**EXTRACT**
━━━━━━━━━━━━━━━━━━━━

Below are the required components of your data analysis webpage.
Component 1 — Title
Provide a clear, concise title that reflects the focus of your project.
Component 2 — Introduction
- Background: Why are the research questions significant, relevant, or interesting?
- Statement of the Problem: What specific problem or question does this project address?
Component 3 — Data Collection
Describe how you retrieved historical stock data using selenium and pandas. Do not paste the collection code into the webpage — submit the .py script separately to Brightspace.
Component 4 — Descriptive Statistics
Provide summary statistics and distribution visualizations for both ESG and financial variables. Your descriptive statistics should include both ungrouped and sector/industry-grouped summaries.
Sector and Industry Group Analysis is a central focus of this project. When computing descriptive statistics, always group by Sector and/or Industry to reveal how ESG and financial characteristics differ across parts of the economy.

━━━━━━━━━━━━━━━━━━━━

**PROBLEM**
Return the data analysis webpage requirements word for word, in full. The records after this point come from a separate source.

Source records:

━━━━━━━━━━━━━━━━━━━━

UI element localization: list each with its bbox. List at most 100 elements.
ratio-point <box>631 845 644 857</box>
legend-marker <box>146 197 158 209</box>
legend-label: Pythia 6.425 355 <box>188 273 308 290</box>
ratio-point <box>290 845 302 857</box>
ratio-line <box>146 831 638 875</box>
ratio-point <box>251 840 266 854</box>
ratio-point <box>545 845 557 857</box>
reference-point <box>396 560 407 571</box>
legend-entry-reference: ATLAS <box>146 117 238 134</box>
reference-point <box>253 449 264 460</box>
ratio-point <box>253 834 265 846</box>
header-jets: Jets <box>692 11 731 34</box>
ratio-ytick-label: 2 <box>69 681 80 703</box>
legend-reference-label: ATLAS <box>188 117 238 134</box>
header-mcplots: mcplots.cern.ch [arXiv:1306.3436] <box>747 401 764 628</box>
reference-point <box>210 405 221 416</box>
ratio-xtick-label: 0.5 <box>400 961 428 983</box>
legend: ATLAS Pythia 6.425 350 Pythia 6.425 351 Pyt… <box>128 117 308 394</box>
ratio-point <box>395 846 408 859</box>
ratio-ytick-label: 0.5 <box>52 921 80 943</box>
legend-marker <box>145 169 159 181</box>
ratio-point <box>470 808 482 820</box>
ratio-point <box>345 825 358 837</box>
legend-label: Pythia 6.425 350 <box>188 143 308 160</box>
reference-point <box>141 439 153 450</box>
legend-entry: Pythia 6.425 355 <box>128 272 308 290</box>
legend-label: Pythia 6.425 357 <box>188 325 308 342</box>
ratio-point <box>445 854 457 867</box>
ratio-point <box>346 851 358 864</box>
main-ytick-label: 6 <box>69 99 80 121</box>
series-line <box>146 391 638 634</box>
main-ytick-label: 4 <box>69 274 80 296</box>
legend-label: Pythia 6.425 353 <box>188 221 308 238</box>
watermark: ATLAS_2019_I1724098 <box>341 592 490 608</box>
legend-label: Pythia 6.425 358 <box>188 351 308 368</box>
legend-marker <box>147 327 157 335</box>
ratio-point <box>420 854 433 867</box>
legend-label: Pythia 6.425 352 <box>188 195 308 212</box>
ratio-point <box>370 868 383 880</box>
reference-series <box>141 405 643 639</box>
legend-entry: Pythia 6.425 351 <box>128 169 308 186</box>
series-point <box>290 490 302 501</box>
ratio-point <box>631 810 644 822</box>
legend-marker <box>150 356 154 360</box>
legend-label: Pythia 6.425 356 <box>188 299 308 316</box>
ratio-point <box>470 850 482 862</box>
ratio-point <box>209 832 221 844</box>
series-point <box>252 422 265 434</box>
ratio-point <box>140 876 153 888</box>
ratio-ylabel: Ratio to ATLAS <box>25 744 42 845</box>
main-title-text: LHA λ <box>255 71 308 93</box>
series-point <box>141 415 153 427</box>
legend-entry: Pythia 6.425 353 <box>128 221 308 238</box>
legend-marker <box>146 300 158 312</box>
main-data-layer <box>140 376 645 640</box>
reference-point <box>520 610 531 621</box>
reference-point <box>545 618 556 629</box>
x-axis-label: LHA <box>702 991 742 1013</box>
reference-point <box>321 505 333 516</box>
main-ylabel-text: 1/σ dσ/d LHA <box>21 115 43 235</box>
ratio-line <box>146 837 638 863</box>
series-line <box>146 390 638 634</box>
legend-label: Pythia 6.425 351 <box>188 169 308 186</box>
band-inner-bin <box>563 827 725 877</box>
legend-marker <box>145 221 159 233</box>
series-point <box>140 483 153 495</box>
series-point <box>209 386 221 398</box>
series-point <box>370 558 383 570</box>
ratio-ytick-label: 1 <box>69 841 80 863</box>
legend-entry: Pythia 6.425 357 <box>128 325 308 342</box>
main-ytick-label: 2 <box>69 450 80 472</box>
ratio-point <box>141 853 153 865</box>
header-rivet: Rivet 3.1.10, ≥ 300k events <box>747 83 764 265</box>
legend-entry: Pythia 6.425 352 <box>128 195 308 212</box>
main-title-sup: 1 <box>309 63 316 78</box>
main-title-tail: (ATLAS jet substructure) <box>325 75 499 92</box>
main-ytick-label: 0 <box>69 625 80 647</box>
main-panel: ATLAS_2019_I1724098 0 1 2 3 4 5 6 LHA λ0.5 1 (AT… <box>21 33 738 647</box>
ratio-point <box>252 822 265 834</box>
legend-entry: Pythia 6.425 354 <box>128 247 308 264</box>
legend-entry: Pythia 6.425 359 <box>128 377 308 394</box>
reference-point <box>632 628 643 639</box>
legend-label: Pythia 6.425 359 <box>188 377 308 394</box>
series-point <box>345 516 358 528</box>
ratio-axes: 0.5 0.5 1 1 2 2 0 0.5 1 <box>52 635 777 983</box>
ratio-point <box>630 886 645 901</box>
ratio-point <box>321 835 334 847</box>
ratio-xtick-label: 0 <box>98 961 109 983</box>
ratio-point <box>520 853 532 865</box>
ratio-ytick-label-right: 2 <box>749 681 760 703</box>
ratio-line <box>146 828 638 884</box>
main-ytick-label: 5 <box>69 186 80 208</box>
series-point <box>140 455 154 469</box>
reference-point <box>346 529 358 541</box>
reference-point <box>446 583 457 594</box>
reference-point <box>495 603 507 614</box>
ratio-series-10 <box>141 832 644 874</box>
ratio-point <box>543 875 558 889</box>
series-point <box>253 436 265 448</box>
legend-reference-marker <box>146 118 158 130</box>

━━━━━━━━━━━━━━━━━━━━

**RESPONSE TO THE TASK**
Below are the required components of your data analysis webpage.
Component 1 — Title
Provide a clear, concise title that reflects the focus of your project.
Component 2 — Introduction
- Background: Why are the research questions significant, relevant, or interesting?
- Statement of the Problem: What specific problem or question does this project address?
Component 3 — Data Collection
Describe how you retrieved historical stock data using selenium and pandas. Do not paste the collection code into the webpage — submit the .py script separately to Brightspace.
Component 4 — Descriptive Statistics
Provide summary statistics and distribution visualizations for both ESG and financial variables. Your descriptive statistics should include both ungrouped and sector/industry-grouped summaries.
Sector and Industry Group Analysis is a central focus of this project. When computing descriptive statistics, always group by Sector and/or Industry to reveal how ESG and financial characteristics differ across parts of the economy.